Requirements: Select, from the data, each line where "caption" occurs.

Records from a collection of figures
— Start —
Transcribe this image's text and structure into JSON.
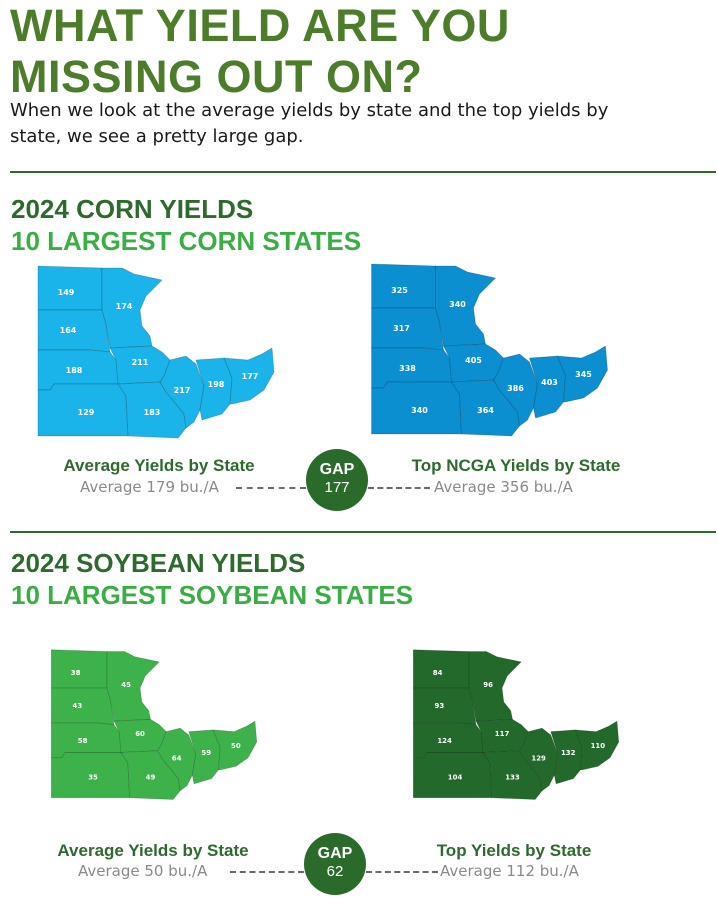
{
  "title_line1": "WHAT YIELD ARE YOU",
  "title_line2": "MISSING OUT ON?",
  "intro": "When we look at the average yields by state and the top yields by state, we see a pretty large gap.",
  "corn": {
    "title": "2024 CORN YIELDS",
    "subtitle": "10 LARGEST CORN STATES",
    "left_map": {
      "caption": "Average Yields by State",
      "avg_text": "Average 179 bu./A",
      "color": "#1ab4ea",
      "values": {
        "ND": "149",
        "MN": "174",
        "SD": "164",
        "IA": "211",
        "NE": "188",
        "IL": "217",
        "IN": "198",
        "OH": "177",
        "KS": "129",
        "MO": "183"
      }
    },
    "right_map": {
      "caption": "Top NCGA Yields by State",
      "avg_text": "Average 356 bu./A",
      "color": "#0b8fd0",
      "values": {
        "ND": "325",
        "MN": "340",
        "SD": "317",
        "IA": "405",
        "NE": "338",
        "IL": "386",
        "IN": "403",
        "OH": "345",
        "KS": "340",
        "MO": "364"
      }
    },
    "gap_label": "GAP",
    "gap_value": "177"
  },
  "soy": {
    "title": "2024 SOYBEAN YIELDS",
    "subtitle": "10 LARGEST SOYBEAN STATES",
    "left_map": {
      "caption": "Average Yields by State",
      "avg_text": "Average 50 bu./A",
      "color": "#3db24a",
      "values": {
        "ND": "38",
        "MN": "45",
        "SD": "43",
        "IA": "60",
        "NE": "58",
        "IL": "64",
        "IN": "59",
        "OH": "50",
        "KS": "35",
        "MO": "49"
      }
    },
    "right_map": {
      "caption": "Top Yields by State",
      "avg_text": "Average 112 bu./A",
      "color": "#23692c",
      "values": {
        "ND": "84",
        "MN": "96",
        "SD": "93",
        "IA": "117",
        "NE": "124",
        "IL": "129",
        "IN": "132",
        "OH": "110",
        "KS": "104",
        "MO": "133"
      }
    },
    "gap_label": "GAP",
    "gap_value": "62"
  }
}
— End —
Task output:
      "caption": "Average Yields by State",
      "caption": "Top NCGA Yields by State",
      "caption": "Average Yields by State",
      "caption": "Top Yields by State",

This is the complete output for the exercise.